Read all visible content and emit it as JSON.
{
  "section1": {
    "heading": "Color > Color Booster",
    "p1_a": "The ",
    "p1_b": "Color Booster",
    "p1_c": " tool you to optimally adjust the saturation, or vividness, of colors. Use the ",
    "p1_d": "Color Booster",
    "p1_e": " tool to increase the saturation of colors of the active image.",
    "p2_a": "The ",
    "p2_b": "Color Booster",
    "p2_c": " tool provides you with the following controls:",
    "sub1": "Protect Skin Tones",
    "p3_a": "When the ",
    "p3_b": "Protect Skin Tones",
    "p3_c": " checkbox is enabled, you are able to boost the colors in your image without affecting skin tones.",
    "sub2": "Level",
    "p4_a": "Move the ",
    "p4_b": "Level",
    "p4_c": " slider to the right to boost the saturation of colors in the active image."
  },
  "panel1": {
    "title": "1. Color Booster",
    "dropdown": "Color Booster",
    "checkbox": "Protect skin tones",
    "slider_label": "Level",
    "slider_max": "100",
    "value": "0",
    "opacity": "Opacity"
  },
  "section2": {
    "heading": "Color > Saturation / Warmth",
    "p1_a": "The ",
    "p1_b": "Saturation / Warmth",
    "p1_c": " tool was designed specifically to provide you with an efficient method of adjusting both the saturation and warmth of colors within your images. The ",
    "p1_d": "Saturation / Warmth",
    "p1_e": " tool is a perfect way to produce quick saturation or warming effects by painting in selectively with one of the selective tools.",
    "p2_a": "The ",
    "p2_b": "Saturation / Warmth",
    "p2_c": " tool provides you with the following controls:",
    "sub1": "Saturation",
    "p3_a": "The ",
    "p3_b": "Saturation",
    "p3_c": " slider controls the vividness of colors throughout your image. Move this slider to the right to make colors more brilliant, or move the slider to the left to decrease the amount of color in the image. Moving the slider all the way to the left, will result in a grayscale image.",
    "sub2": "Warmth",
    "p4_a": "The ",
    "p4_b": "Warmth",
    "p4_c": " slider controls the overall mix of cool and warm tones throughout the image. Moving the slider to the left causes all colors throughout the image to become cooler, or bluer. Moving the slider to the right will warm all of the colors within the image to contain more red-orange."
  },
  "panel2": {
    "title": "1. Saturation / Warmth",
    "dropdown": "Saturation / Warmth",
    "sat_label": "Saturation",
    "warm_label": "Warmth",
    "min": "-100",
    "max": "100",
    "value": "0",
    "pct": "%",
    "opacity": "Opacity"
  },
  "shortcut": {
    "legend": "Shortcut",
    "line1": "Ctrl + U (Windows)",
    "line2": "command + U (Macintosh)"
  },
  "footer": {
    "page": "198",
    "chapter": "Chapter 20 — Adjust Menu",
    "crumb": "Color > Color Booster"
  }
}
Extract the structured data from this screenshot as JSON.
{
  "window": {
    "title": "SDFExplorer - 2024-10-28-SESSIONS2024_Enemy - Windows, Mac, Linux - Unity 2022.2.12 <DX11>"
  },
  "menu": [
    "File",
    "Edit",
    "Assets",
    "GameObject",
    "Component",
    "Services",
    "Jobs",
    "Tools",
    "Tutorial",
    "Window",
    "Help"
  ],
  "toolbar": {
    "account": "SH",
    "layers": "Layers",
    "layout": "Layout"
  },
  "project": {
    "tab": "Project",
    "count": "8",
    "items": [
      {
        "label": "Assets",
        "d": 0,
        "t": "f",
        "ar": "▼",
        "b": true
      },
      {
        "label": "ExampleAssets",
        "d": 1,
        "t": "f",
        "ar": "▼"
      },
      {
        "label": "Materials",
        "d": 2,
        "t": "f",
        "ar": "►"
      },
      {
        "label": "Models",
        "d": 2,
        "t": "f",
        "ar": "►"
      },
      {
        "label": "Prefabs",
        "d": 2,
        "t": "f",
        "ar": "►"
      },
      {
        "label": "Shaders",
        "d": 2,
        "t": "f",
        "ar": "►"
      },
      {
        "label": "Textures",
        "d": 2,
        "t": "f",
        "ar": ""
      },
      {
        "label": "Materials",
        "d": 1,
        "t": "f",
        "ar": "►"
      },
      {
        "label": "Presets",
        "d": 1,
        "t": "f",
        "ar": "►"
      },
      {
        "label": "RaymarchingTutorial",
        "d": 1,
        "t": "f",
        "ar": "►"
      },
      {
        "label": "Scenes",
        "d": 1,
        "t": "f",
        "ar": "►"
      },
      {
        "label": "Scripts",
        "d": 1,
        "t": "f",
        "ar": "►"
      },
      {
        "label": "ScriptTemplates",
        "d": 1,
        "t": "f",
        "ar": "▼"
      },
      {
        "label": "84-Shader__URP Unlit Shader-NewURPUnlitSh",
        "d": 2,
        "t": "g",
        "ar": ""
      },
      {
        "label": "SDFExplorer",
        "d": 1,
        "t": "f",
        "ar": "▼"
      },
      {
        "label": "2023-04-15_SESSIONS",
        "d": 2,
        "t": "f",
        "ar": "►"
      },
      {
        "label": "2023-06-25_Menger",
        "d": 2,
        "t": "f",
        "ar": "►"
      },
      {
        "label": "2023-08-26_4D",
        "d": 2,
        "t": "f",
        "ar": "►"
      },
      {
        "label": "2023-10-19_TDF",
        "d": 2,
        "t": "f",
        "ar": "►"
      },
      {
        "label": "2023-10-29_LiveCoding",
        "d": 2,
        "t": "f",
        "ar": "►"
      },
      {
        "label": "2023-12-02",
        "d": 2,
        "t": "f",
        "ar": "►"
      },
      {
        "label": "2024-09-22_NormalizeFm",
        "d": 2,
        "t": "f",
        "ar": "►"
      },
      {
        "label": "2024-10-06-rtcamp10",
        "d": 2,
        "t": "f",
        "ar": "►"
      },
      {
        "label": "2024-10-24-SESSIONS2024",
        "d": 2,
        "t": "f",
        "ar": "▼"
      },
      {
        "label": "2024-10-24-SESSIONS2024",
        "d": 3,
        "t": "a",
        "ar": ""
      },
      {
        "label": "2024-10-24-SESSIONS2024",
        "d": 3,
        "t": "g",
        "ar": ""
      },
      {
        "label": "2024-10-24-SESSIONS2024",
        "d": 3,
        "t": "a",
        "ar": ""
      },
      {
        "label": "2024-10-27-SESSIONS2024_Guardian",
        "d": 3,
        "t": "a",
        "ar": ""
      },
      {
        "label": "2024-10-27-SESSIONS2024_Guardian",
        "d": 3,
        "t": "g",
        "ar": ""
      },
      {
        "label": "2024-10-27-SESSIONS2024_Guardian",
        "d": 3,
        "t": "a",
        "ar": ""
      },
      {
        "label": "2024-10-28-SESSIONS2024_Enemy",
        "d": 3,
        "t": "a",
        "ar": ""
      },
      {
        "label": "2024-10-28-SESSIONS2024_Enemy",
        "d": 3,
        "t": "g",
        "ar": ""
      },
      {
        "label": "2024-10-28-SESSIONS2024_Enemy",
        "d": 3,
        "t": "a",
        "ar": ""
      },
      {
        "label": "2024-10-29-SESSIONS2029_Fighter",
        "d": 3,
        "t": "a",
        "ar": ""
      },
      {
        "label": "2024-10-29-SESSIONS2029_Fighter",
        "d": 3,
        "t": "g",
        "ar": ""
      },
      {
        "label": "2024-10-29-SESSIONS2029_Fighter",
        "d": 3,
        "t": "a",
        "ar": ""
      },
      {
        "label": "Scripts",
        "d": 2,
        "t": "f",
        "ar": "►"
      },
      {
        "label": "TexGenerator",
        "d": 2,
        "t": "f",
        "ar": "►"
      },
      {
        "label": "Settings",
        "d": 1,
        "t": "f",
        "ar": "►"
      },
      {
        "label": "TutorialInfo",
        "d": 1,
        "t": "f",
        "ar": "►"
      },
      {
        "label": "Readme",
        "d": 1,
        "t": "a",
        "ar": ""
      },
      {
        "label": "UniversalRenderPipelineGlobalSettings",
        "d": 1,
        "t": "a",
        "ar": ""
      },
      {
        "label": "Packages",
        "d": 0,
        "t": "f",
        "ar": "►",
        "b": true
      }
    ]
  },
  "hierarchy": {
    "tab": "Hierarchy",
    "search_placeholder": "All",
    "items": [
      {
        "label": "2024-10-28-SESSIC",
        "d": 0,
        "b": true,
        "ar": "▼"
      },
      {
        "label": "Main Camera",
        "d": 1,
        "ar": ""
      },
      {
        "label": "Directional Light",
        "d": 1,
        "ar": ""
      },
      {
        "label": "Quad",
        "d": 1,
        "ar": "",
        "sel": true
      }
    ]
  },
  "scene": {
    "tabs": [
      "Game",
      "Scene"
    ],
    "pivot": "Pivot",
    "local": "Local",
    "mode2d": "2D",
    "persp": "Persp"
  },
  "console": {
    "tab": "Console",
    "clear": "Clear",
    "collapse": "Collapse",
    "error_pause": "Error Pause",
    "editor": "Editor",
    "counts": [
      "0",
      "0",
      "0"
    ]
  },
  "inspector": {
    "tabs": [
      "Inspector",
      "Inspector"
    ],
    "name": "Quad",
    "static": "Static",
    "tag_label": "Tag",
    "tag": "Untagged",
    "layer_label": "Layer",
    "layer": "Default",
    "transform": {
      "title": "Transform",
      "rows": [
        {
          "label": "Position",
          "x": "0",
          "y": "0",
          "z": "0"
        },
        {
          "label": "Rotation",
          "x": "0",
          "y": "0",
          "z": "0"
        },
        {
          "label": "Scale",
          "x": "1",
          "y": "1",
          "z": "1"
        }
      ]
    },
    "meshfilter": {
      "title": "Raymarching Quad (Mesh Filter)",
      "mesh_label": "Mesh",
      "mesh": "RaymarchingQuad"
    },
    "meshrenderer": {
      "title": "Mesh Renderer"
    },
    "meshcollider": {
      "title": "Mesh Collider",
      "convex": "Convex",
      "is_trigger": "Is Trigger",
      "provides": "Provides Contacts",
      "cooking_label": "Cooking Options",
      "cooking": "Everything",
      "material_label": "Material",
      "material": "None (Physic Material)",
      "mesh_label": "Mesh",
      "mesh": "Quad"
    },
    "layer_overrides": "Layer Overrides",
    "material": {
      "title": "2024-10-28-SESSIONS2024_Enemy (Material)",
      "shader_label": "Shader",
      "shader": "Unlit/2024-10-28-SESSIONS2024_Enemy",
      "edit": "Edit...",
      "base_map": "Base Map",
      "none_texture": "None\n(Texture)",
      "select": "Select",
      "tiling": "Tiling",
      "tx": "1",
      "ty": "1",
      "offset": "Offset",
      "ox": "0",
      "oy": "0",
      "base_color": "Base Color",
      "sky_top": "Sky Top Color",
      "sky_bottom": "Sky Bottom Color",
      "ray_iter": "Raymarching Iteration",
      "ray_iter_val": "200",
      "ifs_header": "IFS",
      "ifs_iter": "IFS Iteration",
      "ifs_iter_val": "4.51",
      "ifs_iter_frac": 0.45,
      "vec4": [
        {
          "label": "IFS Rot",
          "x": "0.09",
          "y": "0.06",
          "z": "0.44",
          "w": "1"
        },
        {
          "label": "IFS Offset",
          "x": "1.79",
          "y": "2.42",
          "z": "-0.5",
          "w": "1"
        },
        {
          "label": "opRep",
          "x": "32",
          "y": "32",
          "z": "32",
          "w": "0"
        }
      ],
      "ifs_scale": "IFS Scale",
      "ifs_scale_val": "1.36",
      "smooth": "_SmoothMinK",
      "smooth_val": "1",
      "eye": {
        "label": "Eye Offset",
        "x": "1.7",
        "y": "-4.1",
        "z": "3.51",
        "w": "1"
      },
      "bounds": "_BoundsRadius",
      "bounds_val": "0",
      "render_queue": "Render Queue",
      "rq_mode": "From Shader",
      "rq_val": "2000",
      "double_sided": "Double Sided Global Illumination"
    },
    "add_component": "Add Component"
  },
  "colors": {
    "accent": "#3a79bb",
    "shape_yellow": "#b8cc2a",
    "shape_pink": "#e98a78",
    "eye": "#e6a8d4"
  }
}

--- What is being asked ---
Within the listing above, work out how many lines contain the string "this", and reply with that number only.

--- Complete answer ---
2